** start of Data for this exercise **

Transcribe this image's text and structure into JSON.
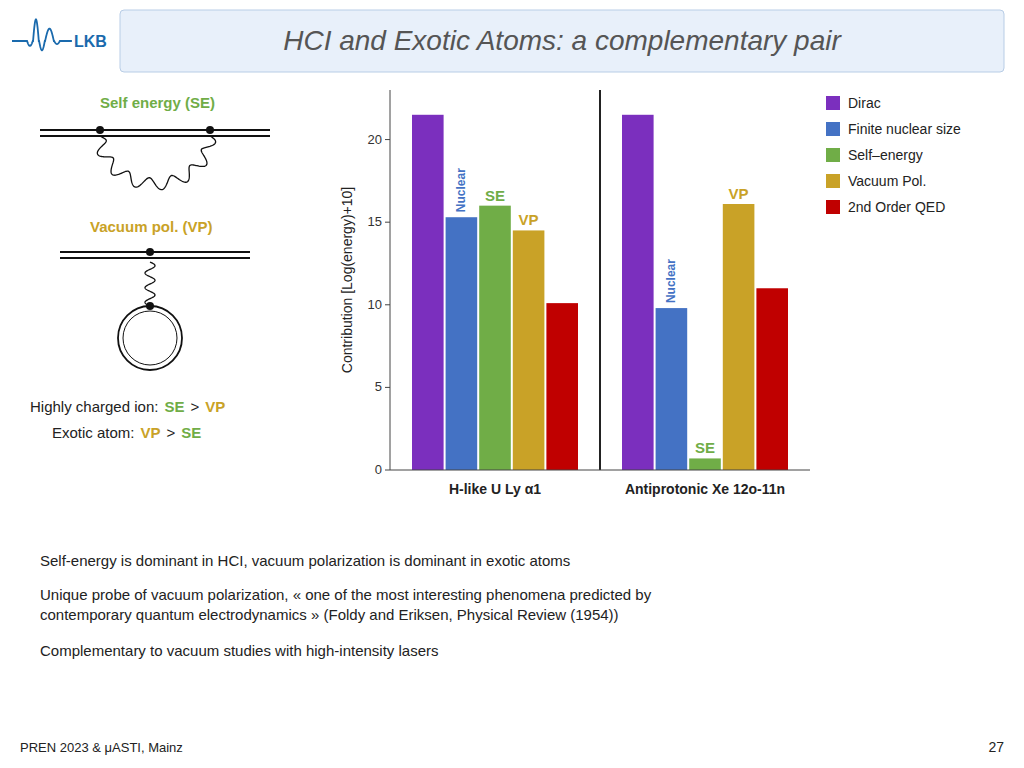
{
  "chart_data": {
    "type": "bar",
    "title": "HCI and Exotic Atoms: a complementary pair",
    "categories": [
      "H-like U Ly α1",
      "Antiprotonic Xe 12o-11n"
    ],
    "series": [
      {
        "name": "Dirac",
        "color": "#7b2fbe",
        "values": [
          21.5,
          21.5
        ]
      },
      {
        "name": "Finite nuclear size",
        "color": "#4472c4",
        "values": [
          15.3,
          9.8
        ]
      },
      {
        "name": "Self–energy",
        "color": "#70ad47",
        "values": [
          16.0,
          0.7
        ]
      },
      {
        "name": "Vacuum Pol.",
        "color": "#c9a227",
        "values": [
          14.5,
          16.1
        ]
      },
      {
        "name": "2nd Order QED",
        "color": "#c00000",
        "values": [
          10.1,
          11.0
        ]
      }
    ],
    "ylabel": "Contribution [Log(energy)+10]",
    "ylim": [
      0,
      23
    ],
    "yticks": [
      0,
      5,
      10,
      15,
      20
    ],
    "grid": false,
    "legend": "right",
    "annotations": [
      {
        "text": "LKB",
        "color": "#1a6aad"
      },
      {
        "text": "Self energy (SE)",
        "color": "#70ad47"
      },
      {
        "text": "Vacuum pol. (VP)",
        "color": "#c9a227"
      },
      {
        "text": "Highly charged ion:"
      },
      {
        "text": "SE",
        "color": "#70ad47"
      },
      {
        "text": ">"
      },
      {
        "text": "VP",
        "color": "#c9a227"
      },
      {
        "text": "Exotic atom:"
      },
      {
        "text": "VP",
        "color": "#c9a227"
      },
      {
        "text": ">"
      },
      {
        "text": "SE",
        "color": "#70ad47"
      },
      {
        "text": "Self-energy is dominant in HCI, vacuum polarization is dominant in exotic atoms"
      },
      {
        "text": "Unique probe of vacuum polarization, « one of the most interesting phenomena predicted by\ncontemporary quantum electrodynamics » (Foldy and Eriksen, Physical Review (1954))"
      },
      {
        "text": "Complementary to vacuum studies with high-intensity lasers"
      },
      {
        "text": "PREN 2023 & μASTI, Mainz"
      },
      {
        "text": "27"
      },
      {
        "text": "Nuclear",
        "color": "#4472c4",
        "series": 1,
        "category": 0
      },
      {
        "text": "SE",
        "color": "#70ad47",
        "series": 2,
        "category": 0
      },
      {
        "text": "VP",
        "color": "#c9a227",
        "series": 3,
        "category": 0
      },
      {
        "text": "Nuclear",
        "color": "#4472c4",
        "series": 1,
        "category": 1
      },
      {
        "text": "SE",
        "color": "#70ad47",
        "series": 2,
        "category": 1
      },
      {
        "text": "VP",
        "color": "#c9a227",
        "series": 3,
        "category": 1
      }
    ]
  }
}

** end of Data for this exercise **

Written request: Your copy should repeat each entry above exactly but contain no pictures.

Result for this exercise:
Transcribe this image's text and structure into JSON.
{
  "chart_data": {
    "type": "bar",
    "title": "HCI and Exotic Atoms: a complementary pair",
    "categories": [
      "H-like U Ly α1",
      "Antiprotonic Xe 12o-11n"
    ],
    "series": [
      {
        "name": "Dirac",
        "color": "#7b2fbe",
        "values": [
          21.5,
          21.5
        ]
      },
      {
        "name": "Finite nuclear size",
        "color": "#4472c4",
        "values": [
          15.3,
          9.8
        ]
      },
      {
        "name": "Self–energy",
        "color": "#70ad47",
        "values": [
          16.0,
          0.7
        ]
      },
      {
        "name": "Vacuum Pol.",
        "color": "#c9a227",
        "values": [
          14.5,
          16.1
        ]
      },
      {
        "name": "2nd Order QED",
        "color": "#c00000",
        "values": [
          10.1,
          11.0
        ]
      }
    ],
    "ylabel": "Contribution [Log(energy)+10]",
    "ylim": [
      0,
      23
    ],
    "yticks": [
      0,
      5,
      10,
      15,
      20
    ],
    "grid": false,
    "legend": "right",
    "annotations": [
      {
        "text": "LKB",
        "color": "#1a6aad"
      },
      {
        "text": "Self energy (SE)",
        "color": "#70ad47"
      },
      {
        "text": "Vacuum pol. (VP)",
        "color": "#c9a227"
      },
      {
        "text": "Highly charged ion:"
      },
      {
        "text": "SE",
        "color": "#70ad47"
      },
      {
        "text": ">"
      },
      {
        "text": "VP",
        "color": "#c9a227"
      },
      {
        "text": "Exotic atom:"
      },
      {
        "text": "VP",
        "color": "#c9a227"
      },
      {
        "text": ">"
      },
      {
        "text": "SE",
        "color": "#70ad47"
      },
      {
        "text": "Self-energy is dominant in HCI, vacuum polarization is dominant in exotic atoms"
      },
      {
        "text": "Unique probe of vacuum polarization, « one of the most interesting phenomena predicted by\ncontemporary quantum electrodynamics » (Foldy and Eriksen, Physical Review (1954))"
      },
      {
        "text": "Complementary to vacuum studies with high-intensity lasers"
      },
      {
        "text": "PREN 2023 & μASTI, Mainz"
      },
      {
        "text": "27"
      },
      {
        "text": "Nuclear",
        "color": "#4472c4",
        "series": 1,
        "category": 0
      },
      {
        "text": "SE",
        "color": "#70ad47",
        "series": 2,
        "category": 0
      },
      {
        "text": "VP",
        "color": "#c9a227",
        "series": 3,
        "category": 0
      },
      {
        "text": "Nuclear",
        "color": "#4472c4",
        "series": 1,
        "category": 1
      },
      {
        "text": "SE",
        "color": "#70ad47",
        "series": 2,
        "category": 1
      },
      {
        "text": "VP",
        "color": "#c9a227",
        "series": 3,
        "category": 1
      }
    ]
  }
}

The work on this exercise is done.